[Records from a data collection]
_____
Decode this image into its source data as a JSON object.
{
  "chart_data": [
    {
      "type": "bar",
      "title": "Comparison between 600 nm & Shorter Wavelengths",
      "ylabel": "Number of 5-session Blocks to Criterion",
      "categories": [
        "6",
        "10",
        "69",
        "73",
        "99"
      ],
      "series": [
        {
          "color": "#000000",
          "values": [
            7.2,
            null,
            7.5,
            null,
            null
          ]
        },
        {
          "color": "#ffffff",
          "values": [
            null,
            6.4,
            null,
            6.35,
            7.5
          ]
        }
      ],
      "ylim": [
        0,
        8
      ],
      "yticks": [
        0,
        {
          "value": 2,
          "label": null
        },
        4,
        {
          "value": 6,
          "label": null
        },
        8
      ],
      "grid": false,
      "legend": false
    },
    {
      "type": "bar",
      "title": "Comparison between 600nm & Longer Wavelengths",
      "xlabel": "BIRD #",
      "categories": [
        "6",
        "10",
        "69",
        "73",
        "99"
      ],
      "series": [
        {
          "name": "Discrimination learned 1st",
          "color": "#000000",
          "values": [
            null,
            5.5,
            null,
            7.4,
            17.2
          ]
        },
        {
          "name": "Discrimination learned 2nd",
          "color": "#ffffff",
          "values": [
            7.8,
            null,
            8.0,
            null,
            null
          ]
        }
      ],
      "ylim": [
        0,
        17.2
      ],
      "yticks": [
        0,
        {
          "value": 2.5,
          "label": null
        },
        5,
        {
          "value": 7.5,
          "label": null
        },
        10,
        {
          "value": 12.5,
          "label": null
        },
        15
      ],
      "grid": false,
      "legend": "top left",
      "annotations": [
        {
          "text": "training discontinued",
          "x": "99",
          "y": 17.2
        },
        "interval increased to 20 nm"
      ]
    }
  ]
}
_____
- EXERCISE OBJECTIVE: Each entry above is to be printed again exactly.

- RESULT OF THE EXERCISE:
Decode this image into its source data as a JSON object.
{
  "chart_data": [
    {
      "type": "bar",
      "title": "Comparison between 600 nm & Shorter Wavelengths",
      "ylabel": "Number of 5-session Blocks to Criterion",
      "categories": [
        "6",
        "10",
        "69",
        "73",
        "99"
      ],
      "series": [
        {
          "color": "#000000",
          "values": [
            7.2,
            null,
            7.5,
            null,
            null
          ]
        },
        {
          "color": "#ffffff",
          "values": [
            null,
            6.4,
            null,
            6.35,
            7.5
          ]
        }
      ],
      "ylim": [
        0,
        8
      ],
      "yticks": [
        0,
        {
          "value": 2,
          "label": null
        },
        4,
        {
          "value": 6,
          "label": null
        },
        8
      ],
      "grid": false,
      "legend": false
    },
    {
      "type": "bar",
      "title": "Comparison between 600nm & Longer Wavelengths",
      "xlabel": "BIRD #",
      "categories": [
        "6",
        "10",
        "69",
        "73",
        "99"
      ],
      "series": [
        {
          "name": "Discrimination learned 1st",
          "color": "#000000",
          "values": [
            null,
            5.5,
            null,
            7.4,
            17.2
          ]
        },
        {
          "name": "Discrimination learned 2nd",
          "color": "#ffffff",
          "values": [
            7.8,
            null,
            8.0,
            null,
            null
          ]
        }
      ],
      "ylim": [
        0,
        17.2
      ],
      "yticks": [
        0,
        {
          "value": 2.5,
          "label": null
        },
        5,
        {
          "value": 7.5,
          "label": null
        },
        10,
        {
          "value": 12.5,
          "label": null
        },
        15
      ],
      "grid": false,
      "legend": "top left",
      "annotations": [
        {
          "text": "training discontinued",
          "x": "99",
          "y": 17.2
        },
        "interval increased to 20 nm"
      ]
    }
  ]
}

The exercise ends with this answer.